Pull out every line below that contains the string "status".

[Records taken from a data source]
──────────

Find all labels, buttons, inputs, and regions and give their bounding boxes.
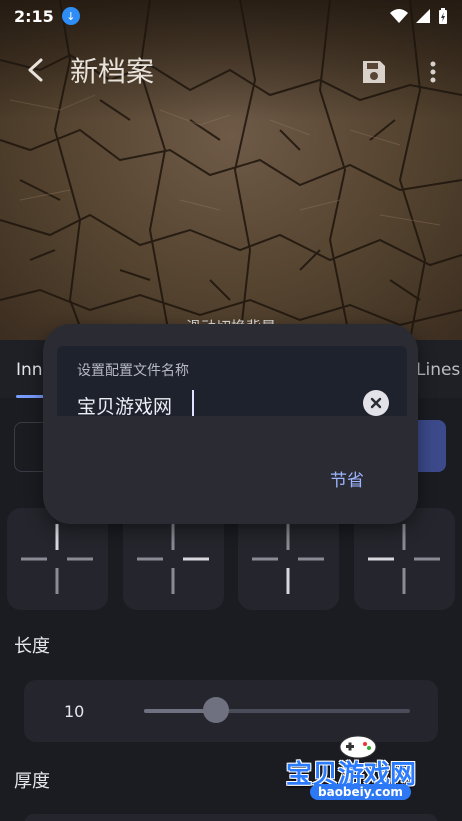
page-title: 新档案 (70, 55, 155, 88)
status-time: 2:15 (14, 6, 54, 26)
tab-indicator (16, 395, 44, 398)
signal-icon (416, 9, 430, 23)
profile-name-dialog: 设置配置文件名称 宝贝游戏网 节省 (43, 324, 418, 524)
profile-name-field[interactable]: 设置配置文件名称 宝贝游戏网 (57, 346, 407, 419)
clear-button[interactable] (363, 390, 389, 416)
close-icon (370, 397, 382, 409)
length-value: 10 (64, 702, 85, 721)
battery-icon (439, 8, 447, 24)
save-action-button[interactable]: 节省 (330, 466, 364, 491)
more-vert-icon (430, 61, 436, 83)
length-label: 长度 (14, 636, 50, 657)
watermark-logo: 宝贝游戏网 baobeiy.com (286, 730, 436, 814)
status-bar: 2:15 ↓ (0, 0, 462, 32)
profile-name-input[interactable]: 宝贝游戏网 (77, 392, 172, 419)
tab-inner[interactable]: Inn (16, 360, 43, 380)
slider-thumb[interactable] (202, 697, 229, 723)
back-button[interactable] (16, 50, 56, 90)
app-bar: 新档案 (0, 40, 462, 100)
watermark-url: baobeiy.com (310, 784, 411, 800)
save-button[interactable] (356, 54, 392, 90)
text-cursor (192, 390, 194, 416)
wifi-icon (390, 9, 408, 23)
more-options-button[interactable] (418, 54, 448, 90)
save-icon (363, 61, 385, 83)
status-icons (390, 8, 448, 24)
download-icon: ↓ (61, 7, 80, 25)
thickness-label: 厚度 (14, 771, 50, 792)
field-label: 设置配置文件名称 (77, 363, 189, 379)
thickness-slider-card (24, 814, 438, 821)
tab-lines[interactable]: Lines (416, 360, 460, 380)
back-arrow-icon (28, 58, 43, 82)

──────────

- Written response -
status-time: 2:15 (14, 6, 54, 26)
status-bar: 2:15 ↓ (0, 0, 462, 32)
status-icons (390, 8, 448, 24)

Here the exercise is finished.